WORK TO DO: Search the data for the word "degree". Reproduce every line where it is found.

DATA LINES:
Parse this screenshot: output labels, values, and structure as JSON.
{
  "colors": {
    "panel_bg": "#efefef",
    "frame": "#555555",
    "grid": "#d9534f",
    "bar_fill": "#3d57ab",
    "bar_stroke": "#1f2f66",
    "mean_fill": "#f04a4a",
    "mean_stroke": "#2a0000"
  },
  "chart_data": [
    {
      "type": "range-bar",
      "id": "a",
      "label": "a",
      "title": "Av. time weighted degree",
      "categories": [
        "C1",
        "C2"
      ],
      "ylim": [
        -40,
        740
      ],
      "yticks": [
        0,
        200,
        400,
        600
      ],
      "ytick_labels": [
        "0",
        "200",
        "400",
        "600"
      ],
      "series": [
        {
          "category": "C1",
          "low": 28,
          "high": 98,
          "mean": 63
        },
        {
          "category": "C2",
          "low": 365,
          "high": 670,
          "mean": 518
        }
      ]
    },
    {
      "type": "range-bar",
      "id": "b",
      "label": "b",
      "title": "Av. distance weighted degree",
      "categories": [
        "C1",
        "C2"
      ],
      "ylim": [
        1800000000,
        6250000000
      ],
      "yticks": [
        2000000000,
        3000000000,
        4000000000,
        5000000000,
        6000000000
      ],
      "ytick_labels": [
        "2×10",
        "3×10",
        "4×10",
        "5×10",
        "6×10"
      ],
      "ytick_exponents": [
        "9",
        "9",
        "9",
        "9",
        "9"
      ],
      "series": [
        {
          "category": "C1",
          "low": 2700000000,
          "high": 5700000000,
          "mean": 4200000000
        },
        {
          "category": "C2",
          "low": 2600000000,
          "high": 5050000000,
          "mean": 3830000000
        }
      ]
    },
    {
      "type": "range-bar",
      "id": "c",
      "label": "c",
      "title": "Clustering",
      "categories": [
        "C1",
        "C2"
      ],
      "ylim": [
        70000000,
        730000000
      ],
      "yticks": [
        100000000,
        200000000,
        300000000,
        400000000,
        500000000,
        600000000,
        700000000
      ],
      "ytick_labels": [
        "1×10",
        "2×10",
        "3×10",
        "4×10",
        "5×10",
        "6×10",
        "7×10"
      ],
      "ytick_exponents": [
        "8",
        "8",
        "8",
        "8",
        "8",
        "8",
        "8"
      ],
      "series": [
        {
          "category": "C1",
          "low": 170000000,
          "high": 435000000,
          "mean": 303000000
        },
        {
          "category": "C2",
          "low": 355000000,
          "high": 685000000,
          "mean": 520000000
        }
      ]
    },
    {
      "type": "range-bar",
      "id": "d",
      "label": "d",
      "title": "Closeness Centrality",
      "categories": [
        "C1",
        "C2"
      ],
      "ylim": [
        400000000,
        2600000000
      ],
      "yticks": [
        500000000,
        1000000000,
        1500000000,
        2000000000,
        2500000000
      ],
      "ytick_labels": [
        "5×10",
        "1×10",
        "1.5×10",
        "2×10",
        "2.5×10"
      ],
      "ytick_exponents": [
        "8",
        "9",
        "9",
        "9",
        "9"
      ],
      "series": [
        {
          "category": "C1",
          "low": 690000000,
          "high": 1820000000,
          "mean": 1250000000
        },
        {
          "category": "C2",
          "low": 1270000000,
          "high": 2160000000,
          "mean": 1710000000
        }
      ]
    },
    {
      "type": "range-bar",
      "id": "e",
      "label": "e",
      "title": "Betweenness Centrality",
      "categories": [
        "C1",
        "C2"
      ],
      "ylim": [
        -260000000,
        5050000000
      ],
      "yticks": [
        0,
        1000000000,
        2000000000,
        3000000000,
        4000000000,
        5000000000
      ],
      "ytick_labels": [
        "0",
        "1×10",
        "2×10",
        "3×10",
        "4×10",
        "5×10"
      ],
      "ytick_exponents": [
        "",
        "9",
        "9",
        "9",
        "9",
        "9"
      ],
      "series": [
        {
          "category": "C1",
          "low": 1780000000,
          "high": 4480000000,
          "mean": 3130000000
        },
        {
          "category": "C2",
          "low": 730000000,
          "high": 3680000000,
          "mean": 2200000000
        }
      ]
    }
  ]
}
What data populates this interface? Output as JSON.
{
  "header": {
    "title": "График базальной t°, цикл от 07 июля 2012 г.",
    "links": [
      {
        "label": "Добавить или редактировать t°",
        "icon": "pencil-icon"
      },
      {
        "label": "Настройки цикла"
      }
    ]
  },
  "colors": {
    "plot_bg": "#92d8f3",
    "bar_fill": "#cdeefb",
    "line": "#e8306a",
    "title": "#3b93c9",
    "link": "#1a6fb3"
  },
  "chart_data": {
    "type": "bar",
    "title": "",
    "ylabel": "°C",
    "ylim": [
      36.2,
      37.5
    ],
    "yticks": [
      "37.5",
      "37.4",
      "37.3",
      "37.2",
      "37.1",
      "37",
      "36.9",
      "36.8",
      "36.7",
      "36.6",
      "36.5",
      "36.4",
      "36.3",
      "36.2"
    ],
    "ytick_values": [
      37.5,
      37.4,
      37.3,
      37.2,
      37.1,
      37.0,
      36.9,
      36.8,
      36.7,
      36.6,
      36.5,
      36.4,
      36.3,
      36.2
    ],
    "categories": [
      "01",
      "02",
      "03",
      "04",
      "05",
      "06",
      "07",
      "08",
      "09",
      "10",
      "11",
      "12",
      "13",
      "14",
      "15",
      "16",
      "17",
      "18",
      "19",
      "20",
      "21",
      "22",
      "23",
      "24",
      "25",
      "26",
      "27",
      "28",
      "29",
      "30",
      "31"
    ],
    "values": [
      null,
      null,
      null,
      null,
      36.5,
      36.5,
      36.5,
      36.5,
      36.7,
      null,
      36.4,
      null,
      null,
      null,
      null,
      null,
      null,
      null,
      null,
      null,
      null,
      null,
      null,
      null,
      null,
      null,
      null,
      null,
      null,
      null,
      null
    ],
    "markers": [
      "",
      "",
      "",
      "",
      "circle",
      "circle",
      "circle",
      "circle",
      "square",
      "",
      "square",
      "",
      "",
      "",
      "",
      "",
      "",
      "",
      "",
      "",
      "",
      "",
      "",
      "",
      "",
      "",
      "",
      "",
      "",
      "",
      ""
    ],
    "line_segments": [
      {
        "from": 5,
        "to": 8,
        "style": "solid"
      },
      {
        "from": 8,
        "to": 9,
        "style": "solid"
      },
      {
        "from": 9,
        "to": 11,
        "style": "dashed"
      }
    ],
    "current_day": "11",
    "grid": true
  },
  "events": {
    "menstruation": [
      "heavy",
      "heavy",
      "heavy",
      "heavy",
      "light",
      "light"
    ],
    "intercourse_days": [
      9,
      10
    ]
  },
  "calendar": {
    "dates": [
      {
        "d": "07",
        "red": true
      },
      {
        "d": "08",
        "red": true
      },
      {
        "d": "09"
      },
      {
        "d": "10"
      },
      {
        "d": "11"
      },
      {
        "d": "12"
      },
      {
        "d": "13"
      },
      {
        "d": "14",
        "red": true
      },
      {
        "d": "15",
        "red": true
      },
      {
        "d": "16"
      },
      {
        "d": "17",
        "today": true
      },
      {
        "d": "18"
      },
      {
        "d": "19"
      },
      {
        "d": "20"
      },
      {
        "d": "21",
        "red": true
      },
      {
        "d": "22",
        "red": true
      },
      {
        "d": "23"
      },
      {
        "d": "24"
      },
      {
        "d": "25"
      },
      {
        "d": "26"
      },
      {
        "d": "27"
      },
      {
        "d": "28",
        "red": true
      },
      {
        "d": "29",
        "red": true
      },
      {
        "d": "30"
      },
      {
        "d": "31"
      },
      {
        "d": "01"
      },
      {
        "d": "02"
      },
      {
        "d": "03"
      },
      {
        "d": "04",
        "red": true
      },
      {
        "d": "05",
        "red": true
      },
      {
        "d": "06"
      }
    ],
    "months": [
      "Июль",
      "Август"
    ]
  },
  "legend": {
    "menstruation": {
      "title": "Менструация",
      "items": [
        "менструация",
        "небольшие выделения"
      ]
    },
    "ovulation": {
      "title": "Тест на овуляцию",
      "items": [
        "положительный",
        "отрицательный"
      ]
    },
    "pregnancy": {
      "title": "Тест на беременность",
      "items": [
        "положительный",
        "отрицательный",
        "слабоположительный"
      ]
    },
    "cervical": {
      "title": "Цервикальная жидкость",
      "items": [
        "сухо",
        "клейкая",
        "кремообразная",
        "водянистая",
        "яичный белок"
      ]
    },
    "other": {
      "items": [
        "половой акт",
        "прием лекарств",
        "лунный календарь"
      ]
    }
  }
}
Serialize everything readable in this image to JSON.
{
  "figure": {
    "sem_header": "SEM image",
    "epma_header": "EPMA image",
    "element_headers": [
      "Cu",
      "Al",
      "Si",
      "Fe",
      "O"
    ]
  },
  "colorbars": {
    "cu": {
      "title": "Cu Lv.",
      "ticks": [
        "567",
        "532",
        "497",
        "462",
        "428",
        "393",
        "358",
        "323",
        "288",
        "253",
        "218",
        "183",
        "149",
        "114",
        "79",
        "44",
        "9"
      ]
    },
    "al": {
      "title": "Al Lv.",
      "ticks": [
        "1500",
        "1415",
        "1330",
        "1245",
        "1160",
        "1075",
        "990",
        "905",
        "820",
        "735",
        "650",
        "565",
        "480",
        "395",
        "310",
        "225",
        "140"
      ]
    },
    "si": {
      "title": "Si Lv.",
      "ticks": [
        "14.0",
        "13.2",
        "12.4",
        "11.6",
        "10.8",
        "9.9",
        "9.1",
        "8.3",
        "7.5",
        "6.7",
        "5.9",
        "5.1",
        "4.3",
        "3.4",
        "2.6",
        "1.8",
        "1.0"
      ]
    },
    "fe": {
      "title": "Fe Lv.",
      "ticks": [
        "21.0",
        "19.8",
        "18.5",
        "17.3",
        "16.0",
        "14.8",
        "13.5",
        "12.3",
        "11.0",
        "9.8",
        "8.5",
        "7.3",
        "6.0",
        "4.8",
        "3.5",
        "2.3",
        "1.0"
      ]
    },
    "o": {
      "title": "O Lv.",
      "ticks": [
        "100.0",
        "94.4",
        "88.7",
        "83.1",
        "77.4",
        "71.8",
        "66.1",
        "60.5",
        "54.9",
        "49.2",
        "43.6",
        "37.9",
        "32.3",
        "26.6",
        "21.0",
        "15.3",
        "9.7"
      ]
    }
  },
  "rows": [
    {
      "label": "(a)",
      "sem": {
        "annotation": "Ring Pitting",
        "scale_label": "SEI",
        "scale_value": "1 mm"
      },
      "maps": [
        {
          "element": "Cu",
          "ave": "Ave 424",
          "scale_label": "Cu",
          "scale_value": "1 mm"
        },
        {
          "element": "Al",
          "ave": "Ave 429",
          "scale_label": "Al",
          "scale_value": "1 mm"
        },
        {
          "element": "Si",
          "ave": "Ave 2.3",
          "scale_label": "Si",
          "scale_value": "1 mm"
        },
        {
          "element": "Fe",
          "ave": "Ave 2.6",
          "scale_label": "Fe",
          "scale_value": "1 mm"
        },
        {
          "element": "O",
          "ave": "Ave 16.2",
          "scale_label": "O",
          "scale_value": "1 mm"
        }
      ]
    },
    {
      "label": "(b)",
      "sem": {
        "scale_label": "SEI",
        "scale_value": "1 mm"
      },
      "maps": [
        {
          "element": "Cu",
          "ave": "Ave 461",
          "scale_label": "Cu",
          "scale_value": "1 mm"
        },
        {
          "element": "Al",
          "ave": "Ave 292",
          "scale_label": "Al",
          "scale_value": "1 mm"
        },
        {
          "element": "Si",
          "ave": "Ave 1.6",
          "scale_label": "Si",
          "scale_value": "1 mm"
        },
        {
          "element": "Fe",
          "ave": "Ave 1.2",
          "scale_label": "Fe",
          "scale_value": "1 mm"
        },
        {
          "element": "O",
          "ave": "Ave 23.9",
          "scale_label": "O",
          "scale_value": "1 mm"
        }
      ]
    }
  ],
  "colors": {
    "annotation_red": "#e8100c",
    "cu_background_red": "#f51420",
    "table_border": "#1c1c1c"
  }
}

ANSWER IN FULL:
      "title": "Av. time weighted degree",
      "title": "Av. distance weighted degree",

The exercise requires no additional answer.